(TASK TO CARRY OUT):
Each line in the entries below that holds the string "Time" is to be listed.

── RECORDS FOR THIS EXERCISE ──

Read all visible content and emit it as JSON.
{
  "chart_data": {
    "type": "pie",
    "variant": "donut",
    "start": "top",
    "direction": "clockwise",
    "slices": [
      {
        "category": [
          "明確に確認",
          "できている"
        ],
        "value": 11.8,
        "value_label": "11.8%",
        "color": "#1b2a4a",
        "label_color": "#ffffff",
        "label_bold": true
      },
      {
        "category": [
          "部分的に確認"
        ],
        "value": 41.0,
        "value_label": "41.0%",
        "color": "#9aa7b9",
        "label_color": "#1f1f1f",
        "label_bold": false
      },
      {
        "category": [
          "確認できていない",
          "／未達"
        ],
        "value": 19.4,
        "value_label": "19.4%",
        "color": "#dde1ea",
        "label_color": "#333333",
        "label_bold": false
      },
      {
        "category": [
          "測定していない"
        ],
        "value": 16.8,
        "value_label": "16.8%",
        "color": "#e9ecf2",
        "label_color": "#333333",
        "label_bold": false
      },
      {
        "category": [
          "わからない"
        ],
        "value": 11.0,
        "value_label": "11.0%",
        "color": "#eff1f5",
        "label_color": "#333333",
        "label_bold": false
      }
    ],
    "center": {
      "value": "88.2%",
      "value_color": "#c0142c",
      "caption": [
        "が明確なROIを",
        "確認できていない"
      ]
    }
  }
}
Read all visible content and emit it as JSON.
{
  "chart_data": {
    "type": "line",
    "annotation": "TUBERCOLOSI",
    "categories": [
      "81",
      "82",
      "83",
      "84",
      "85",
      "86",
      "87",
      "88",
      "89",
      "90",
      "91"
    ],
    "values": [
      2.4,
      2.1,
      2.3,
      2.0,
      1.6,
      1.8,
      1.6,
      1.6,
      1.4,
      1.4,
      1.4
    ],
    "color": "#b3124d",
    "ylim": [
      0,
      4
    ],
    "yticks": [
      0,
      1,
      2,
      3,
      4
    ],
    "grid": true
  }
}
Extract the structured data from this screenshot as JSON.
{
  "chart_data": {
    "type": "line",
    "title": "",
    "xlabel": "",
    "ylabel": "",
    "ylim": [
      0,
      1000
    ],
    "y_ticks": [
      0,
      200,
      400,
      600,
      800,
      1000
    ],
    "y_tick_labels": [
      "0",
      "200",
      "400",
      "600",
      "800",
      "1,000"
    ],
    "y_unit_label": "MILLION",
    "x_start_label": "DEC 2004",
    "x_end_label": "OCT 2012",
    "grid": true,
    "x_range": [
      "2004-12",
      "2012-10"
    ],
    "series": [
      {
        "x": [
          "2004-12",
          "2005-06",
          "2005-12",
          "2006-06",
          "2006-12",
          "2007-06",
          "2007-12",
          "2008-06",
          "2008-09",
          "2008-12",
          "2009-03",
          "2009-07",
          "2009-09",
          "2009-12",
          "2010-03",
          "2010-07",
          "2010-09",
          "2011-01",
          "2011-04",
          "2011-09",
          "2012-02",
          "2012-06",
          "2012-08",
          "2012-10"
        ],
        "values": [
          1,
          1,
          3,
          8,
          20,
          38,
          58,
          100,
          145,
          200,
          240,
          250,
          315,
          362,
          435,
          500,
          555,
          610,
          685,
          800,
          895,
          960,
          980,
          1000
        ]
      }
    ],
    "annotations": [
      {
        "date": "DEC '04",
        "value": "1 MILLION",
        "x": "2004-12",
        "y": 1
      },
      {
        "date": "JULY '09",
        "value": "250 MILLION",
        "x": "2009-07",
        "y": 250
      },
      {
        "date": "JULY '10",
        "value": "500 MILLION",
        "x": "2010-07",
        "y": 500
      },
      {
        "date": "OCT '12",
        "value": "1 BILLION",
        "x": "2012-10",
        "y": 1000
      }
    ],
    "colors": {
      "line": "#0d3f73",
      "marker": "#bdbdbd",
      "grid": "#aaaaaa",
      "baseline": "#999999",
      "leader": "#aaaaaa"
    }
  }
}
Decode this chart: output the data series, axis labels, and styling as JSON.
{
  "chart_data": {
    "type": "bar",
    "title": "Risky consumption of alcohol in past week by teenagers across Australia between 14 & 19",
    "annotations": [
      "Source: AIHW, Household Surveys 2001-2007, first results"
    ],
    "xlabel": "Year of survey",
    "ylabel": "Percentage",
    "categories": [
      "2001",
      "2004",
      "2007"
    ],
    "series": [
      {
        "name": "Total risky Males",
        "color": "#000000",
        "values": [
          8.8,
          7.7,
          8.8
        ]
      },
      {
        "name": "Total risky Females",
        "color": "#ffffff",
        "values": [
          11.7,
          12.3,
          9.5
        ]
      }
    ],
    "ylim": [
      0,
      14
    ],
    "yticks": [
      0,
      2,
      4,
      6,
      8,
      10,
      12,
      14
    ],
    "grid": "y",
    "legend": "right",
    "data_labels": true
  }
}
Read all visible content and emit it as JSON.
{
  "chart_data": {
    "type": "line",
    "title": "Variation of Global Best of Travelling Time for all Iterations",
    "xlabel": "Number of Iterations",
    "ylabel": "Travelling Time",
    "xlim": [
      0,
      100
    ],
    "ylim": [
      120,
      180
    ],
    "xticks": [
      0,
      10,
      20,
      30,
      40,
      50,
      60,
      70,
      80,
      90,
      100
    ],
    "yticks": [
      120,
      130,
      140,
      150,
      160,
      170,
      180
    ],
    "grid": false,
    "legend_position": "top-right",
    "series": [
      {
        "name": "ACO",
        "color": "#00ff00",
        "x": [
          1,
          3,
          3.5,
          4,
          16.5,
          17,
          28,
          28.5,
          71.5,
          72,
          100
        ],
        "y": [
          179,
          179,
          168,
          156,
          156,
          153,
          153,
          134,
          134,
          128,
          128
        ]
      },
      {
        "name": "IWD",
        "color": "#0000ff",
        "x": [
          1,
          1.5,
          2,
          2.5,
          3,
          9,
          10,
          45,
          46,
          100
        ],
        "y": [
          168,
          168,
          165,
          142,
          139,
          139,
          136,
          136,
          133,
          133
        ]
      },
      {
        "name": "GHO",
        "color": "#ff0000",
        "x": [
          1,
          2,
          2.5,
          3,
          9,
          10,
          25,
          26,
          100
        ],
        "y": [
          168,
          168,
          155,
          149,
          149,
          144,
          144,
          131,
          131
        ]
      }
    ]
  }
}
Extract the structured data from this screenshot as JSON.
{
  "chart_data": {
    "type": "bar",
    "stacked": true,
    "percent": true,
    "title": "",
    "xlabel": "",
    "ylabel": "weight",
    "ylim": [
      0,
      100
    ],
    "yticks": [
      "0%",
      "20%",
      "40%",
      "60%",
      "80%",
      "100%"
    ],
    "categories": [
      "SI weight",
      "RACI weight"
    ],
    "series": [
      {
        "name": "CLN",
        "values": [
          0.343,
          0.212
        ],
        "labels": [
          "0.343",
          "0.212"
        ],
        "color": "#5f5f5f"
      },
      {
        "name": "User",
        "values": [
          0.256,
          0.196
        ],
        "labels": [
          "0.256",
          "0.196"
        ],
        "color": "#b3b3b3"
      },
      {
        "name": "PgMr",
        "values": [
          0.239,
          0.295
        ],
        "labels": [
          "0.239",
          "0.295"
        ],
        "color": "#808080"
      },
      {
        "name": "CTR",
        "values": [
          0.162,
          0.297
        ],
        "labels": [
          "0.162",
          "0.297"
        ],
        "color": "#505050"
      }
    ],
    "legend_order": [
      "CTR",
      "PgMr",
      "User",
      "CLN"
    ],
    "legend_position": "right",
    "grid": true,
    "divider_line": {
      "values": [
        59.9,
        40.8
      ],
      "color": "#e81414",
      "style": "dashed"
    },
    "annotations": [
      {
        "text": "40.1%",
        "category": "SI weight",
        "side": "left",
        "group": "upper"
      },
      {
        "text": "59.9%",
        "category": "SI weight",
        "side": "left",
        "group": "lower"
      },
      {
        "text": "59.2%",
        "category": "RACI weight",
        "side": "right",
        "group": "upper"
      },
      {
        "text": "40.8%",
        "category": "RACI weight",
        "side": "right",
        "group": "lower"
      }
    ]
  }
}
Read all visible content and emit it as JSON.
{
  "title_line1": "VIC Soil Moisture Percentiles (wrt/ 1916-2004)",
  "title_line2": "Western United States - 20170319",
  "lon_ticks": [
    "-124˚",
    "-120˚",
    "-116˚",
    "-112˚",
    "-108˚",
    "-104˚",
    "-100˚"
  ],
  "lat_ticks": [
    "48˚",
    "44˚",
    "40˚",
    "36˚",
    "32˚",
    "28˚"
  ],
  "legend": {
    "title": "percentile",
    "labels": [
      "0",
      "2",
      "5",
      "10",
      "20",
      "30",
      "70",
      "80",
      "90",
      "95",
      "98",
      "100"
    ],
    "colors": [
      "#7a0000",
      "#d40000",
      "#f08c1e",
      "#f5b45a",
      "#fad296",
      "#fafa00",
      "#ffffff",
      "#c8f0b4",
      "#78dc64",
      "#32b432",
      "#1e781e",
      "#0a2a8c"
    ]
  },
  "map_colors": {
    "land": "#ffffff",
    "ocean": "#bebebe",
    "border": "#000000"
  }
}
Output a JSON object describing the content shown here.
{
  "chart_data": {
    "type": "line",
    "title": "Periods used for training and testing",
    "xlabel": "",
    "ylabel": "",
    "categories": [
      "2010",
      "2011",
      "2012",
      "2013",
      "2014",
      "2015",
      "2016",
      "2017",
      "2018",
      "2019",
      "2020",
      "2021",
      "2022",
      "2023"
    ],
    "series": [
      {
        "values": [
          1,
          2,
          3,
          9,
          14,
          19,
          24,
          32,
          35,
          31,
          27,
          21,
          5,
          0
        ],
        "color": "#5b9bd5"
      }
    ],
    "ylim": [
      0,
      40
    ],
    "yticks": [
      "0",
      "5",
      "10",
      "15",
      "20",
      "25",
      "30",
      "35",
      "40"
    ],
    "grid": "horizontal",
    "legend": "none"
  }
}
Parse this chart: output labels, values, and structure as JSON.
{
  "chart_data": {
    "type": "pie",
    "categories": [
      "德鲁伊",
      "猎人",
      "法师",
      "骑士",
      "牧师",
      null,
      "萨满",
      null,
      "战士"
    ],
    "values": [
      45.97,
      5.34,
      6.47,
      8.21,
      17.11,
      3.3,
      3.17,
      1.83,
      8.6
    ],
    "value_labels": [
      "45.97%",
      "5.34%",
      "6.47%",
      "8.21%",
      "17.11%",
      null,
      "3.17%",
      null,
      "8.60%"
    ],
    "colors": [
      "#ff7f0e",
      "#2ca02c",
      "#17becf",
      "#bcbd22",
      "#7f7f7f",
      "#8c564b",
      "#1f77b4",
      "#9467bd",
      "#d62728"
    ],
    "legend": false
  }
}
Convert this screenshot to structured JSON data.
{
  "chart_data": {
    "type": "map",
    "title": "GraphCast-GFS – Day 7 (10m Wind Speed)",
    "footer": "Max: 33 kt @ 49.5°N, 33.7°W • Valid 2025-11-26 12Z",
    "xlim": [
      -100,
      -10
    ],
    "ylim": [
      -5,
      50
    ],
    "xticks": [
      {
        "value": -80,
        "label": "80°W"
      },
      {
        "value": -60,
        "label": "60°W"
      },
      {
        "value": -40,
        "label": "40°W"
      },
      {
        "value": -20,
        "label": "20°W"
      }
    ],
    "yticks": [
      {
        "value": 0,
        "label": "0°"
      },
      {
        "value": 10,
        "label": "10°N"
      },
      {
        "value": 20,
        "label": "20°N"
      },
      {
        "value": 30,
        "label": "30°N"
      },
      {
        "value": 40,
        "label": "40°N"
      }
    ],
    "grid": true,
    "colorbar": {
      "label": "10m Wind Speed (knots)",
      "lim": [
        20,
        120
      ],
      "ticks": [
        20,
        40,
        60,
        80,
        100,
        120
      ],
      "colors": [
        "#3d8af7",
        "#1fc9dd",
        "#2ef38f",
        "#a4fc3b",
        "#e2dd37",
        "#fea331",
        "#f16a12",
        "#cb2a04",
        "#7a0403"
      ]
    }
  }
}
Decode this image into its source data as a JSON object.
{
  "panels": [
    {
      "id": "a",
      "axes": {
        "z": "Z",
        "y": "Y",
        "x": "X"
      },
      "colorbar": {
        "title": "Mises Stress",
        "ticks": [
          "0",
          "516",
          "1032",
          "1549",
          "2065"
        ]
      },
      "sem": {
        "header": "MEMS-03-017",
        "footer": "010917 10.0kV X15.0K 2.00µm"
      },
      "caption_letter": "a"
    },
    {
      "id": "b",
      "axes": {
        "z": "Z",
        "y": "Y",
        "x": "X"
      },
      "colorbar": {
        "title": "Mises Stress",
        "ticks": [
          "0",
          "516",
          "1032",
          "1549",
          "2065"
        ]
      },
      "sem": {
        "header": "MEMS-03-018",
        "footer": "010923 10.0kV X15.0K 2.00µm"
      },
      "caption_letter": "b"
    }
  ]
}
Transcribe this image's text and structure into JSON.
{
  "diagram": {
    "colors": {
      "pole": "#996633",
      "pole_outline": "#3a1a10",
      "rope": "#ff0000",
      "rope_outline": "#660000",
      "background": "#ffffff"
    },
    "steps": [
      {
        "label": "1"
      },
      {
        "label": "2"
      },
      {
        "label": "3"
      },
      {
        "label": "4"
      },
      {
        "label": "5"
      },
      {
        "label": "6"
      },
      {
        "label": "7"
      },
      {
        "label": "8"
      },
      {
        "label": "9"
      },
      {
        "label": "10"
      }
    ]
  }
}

───

(SOLUTION TO THIS PROBLEM):
    "title": "Variation of Global Best of Travelling Time for all Iterations",
    "ylabel": "Travelling Time",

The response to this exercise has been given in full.